Work to be completed ▸ Omit the pictures, please, and give each record below again exactly.
====
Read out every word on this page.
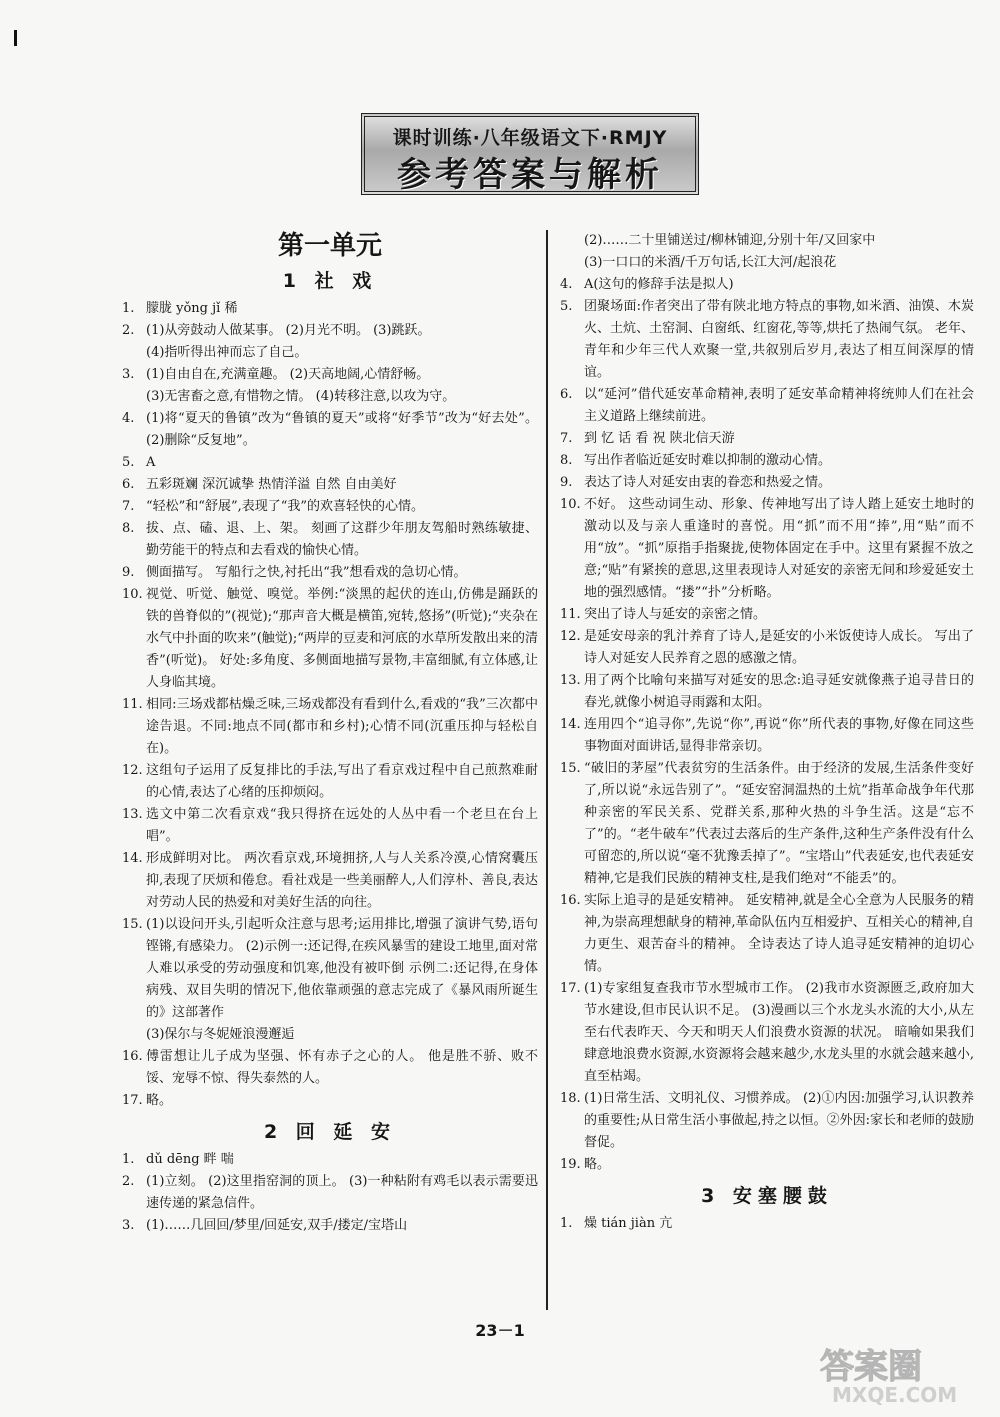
课时训练·八年级语文下·RMJY
参考答案与解析
第一单元
1 社 戏
1. 朦胧 yǒng jǐ 稀
2. (1)从旁鼓动人做某事。 (2)月光不明。 (3)跳跃。
(4)指听得出神而忘了自己。
3. (1)自由自在,充满童趣。 (2)天高地阔,心情舒畅。
(3)无害畜之意,有惜物之情。 (4)转移注意,以攻为守。
4. (1)将“夏天的鲁镇”改为“鲁镇的夏天”或将“好季节”改为“好去处”。 (2)删除“反复地”。
5. A
6. 五彩斑斓 深沉诚挚 热情洋溢 自然 自由美好
7. “轻松”和“舒展”,表现了“我”的欢喜轻快的心情。
8. 拔、点、磕、退、上、架。 刻画了这群少年朋友驾船时熟练敏捷、勤劳能干的特点和去看戏的愉快心情。
9. 侧面描写。 写船行之快,衬托出“我”想看戏的急切心情。
10. 视觉、听觉、触觉、嗅觉。举例:“淡黑的起伏的连山,仿佛是踊跃的铁的兽脊似的”(视觉);“那声音大概是横笛,宛转,悠扬”(听觉);“夹杂在水气中扑面的吹来”(触觉);“两岸的豆麦和河底的水草所发散出来的清香”(听觉)。 好处:多角度、多侧面地描写景物,丰富细腻,有立体感,让人身临其境。
11. 相同:三场戏都枯燥乏味,三场戏都没有看到什么,看戏的“我”三次都中途告退。不同:地点不同(都市和乡村);心情不同(沉重压抑与轻松自在)。
12. 这组句子运用了反复排比的手法,写出了看京戏过程中自己煎熬难耐的心情,表达了心绪的压抑烦闷。
13. 选文中第二次看京戏“我只得挤在远处的人丛中看一个老旦在台上唱”。
14. 形成鲜明对比。 两次看京戏,环境拥挤,人与人关系冷漠,心情窝囊压抑,表现了厌烦和倦怠。看社戏是一些美丽醉人,人们淳朴、善良,表达对劳动人民的热爱和对美好生活的向往。
15. (1)以设问开头,引起听众注意与思考;运用排比,增强了演讲气势,语句铿锵,有感染力。 (2)示例一:还记得,在疾风暴雪的建设工地里,面对常人难以承受的劳动强度和饥寒,他没有被吓倒 示例二:还记得,在身体病残、双目失明的情况下,他依靠顽强的意志完成了《暴风雨所诞生的》这部著作
(3)保尔与冬妮娅浪漫邂逅
16. 傅雷想让儿子成为坚强、怀有赤子之心的人。 他是胜不骄、败不馁、宠辱不惊、得失泰然的人。
17. 略。
2 回 延 安
1. dǔ dēng 畔 喘
2. (1)立刻。 (2)这里指窑洞的顶上。 (3)一种粘附有鸡毛以表示需要迅速传递的紧急信件。
3. (1)……几回回/梦里/回延安,双手/搂定/宝塔山
(2)……二十里铺送过/柳林铺迎,分别十年/又回家中
(3)一口口的米酒/千万句话,长江大河/起浪花
4. A(这句的修辞手法是拟人)
5. 团聚场面:作者突出了带有陕北地方特点的事物,如米酒、油馍、木炭火、土炕、土窑洞、白窗纸、红窗花,等等,烘托了热闹气氛。 老年、青年和少年三代人欢聚一堂,共叙别后岁月,表达了相互间深厚的情谊。
6. 以“延河”借代延安革命精神,表明了延安革命精神将统帅人们在社会主义道路上继续前进。
7. 到 忆 话 看 祝 陕北信天游
8. 写出作者临近延安时难以抑制的激动心情。
9. 表达了诗人对延安由衷的眷恋和热爱之情。
10. 不好。 这些动词生动、形象、传神地写出了诗人踏上延安土地时的激动以及与亲人重逢时的喜悦。用“抓”而不用“捧”,用“贴”而不用“放”。“抓”原指手指聚拢,使物体固定在手中。这里有紧握不放之意;“贴”有紧挨的意思,这里表现诗人对延安的亲密无间和珍爱延安土地的强烈感情。“搂”“扑”分析略。
11. 突出了诗人与延安的亲密之情。
12. 是延安母亲的乳汁养育了诗人,是延安的小米饭使诗人成长。 写出了诗人对延安人民养育之恩的感激之情。
13. 用了两个比喻句来描写对延安的思念:追寻延安就像燕子追寻昔日的春光,就像小树追寻雨露和太阳。
14. 连用四个“追寻你”,先说“你”,再说“你”所代表的事物,好像在同这些事物面对面讲话,显得非常亲切。
15. “破旧的茅屋”代表贫穷的生活条件。由于经济的发展,生活条件变好了,所以说“永远告别了”。“延安窑洞温热的土炕”指革命战争年代那种亲密的军民关系、党群关系,那种火热的斗争生活。这是“忘不了”的。“老牛破车”代表过去落后的生产条件,这种生产条件没有什么可留恋的,所以说“毫不犹豫丢掉了”。“宝塔山”代表延安,也代表延安精神,它是我们民族的精神支柱,是我们绝对“不能丢”的。
16. 实际上追寻的是延安精神。 延安精神,就是全心全意为人民服务的精神,为崇高理想献身的精神,革命队伍内互相爱护、互相关心的精神,自力更生、艰苦奋斗的精神。 全诗表达了诗人追寻延安精神的迫切心情。
17. (1)专家组复查我市节水型城市工作。 (2)我市水资源匮乏,政府加大节水建设,但市民认识不足。 (3)漫画以三个水龙头水流的大小,从左至右代表昨天、今天和明天人们浪费水资源的状况。 暗喻如果我们肆意地浪费水资源,水资源将会越来越少,水龙头里的水就会越来越小,直至枯竭。
18. (1)日常生活、文明礼仪、习惯养成。 (2)①内因:加强学习,认识教养的重要性;从日常生活小事做起,持之以恒。②外因:家长和老师的鼓励督促。
19. 略。
3 安塞腰鼓
1. 燥 tián jiàn 亢
23－1
答案圈
MXQE.COM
====
Reply to the exercise ▸
Read out every word on this page.
课时训练·八年级语文下·RMJY
参考答案与解析
第一单元
1 社 戏
1. 朦胧 yǒng jǐ 稀
2. (1)从旁鼓动人做某事。 (2)月光不明。 (3)跳跃。
(4)指听得出神而忘了自己。
3. (1)自由自在,充满童趣。 (2)天高地阔,心情舒畅。
(3)无害畜之意,有惜物之情。 (4)转移注意,以攻为守。
4. (1)将“夏天的鲁镇”改为“鲁镇的夏天”或将“好季节”改为“好去处”。 (2)删除“反复地”。
5. A
6. 五彩斑斓 深沉诚挚 热情洋溢 自然 自由美好
7. “轻松”和“舒展”,表现了“我”的欢喜轻快的心情。
8. 拔、点、磕、退、上、架。 刻画了这群少年朋友驾船时熟练敏捷、勤劳能干的特点和去看戏的愉快心情。
9. 侧面描写。 写船行之快,衬托出“我”想看戏的急切心情。
10. 视觉、听觉、触觉、嗅觉。举例:“淡黑的起伏的连山,仿佛是踊跃的铁的兽脊似的”(视觉);“那声音大概是横笛,宛转,悠扬”(听觉);“夹杂在水气中扑面的吹来”(触觉);“两岸的豆麦和河底的水草所发散出来的清香”(听觉)。 好处:多角度、多侧面地描写景物,丰富细腻,有立体感,让人身临其境。
11. 相同:三场戏都枯燥乏味,三场戏都没有看到什么,看戏的“我”三次都中途告退。不同:地点不同(都市和乡村);心情不同(沉重压抑与轻松自在)。
12. 这组句子运用了反复排比的手法,写出了看京戏过程中自己煎熬难耐的心情,表达了心绪的压抑烦闷。
13. 选文中第二次看京戏“我只得挤在远处的人丛中看一个老旦在台上唱”。
14. 形成鲜明对比。 两次看京戏,环境拥挤,人与人关系冷漠,心情窝囊压抑,表现了厌烦和倦怠。看社戏是一些美丽醉人,人们淳朴、善良,表达对劳动人民的热爱和对美好生活的向往。
15. (1)以设问开头,引起听众注意与思考;运用排比,增强了演讲气势,语句铿锵,有感染力。 (2)示例一:还记得,在疾风暴雪的建设工地里,面对常人难以承受的劳动强度和饥寒,他没有被吓倒 示例二:还记得,在身体病残、双目失明的情况下,他依靠顽强的意志完成了《暴风雨所诞生的》这部著作
(3)保尔与冬妮娅浪漫邂逅
16. 傅雷想让儿子成为坚强、怀有赤子之心的人。 他是胜不骄、败不馁、宠辱不惊、得失泰然的人。
17. 略。
2 回 延 安
1. dǔ dēng 畔 喘
2. (1)立刻。 (2)这里指窑洞的顶上。 (3)一种粘附有鸡毛以表示需要迅速传递的紧急信件。
3. (1)……几回回/梦里/回延安,双手/搂定/宝塔山
(2)……二十里铺送过/柳林铺迎,分别十年/又回家中
(3)一口口的米酒/千万句话,长江大河/起浪花
4. A(这句的修辞手法是拟人)
5. 团聚场面:作者突出了带有陕北地方特点的事物,如米酒、油馍、木炭火、土炕、土窑洞、白窗纸、红窗花,等等,烘托了热闹气氛。 老年、青年和少年三代人欢聚一堂,共叙别后岁月,表达了相互间深厚的情谊。
6. 以“延河”借代延安革命精神,表明了延安革命精神将统帅人们在社会主义道路上继续前进。
7. 到 忆 话 看 祝 陕北信天游
8. 写出作者临近延安时难以抑制的激动心情。
9. 表达了诗人对延安由衷的眷恋和热爱之情。
10. 不好。 这些动词生动、形象、传神地写出了诗人踏上延安土地时的激动以及与亲人重逢时的喜悦。用“抓”而不用“捧”,用“贴”而不用“放”。“抓”原指手指聚拢,使物体固定在手中。这里有紧握不放之意;“贴”有紧挨的意思,这里表现诗人对延安的亲密无间和珍爱延安土地的强烈感情。“搂”“扑”分析略。
11. 突出了诗人与延安的亲密之情。
12. 是延安母亲的乳汁养育了诗人,是延安的小米饭使诗人成长。 写出了诗人对延安人民养育之恩的感激之情。
13. 用了两个比喻句来描写对延安的思念:追寻延安就像燕子追寻昔日的春光,就像小树追寻雨露和太阳。
14. 连用四个“追寻你”,先说“你”,再说“你”所代表的事物,好像在同这些事物面对面讲话,显得非常亲切。
15. “破旧的茅屋”代表贫穷的生活条件。由于经济的发展,生活条件变好了,所以说“永远告别了”。“延安窑洞温热的土炕”指革命战争年代那种亲密的军民关系、党群关系,那种火热的斗争生活。这是“忘不了”的。“老牛破车”代表过去落后的生产条件,这种生产条件没有什么可留恋的,所以说“毫不犹豫丢掉了”。“宝塔山”代表延安,也代表延安精神,它是我们民族的精神支柱,是我们绝对“不能丢”的。
16. 实际上追寻的是延安精神。 延安精神,就是全心全意为人民服务的精神,为崇高理想献身的精神,革命队伍内互相爱护、互相关心的精神,自力更生、艰苦奋斗的精神。 全诗表达了诗人追寻延安精神的迫切心情。
17. (1)专家组复查我市节水型城市工作。 (2)我市水资源匮乏,政府加大节水建设,但市民认识不足。 (3)漫画以三个水龙头水流的大小,从左至右代表昨天、今天和明天人们浪费水资源的状况。 暗喻如果我们肆意地浪费水资源,水资源将会越来越少,水龙头里的水就会越来越小,直至枯竭。
18. (1)日常生活、文明礼仪、习惯养成。 (2)①内因:加强学习,认识教养的重要性;从日常生活小事做起,持之以恒。②外因:家长和老师的鼓励督促。
19. 略。
3 安塞腰鼓
1. 燥 tián jiàn 亢
23－1
答案圈
MXQE.COM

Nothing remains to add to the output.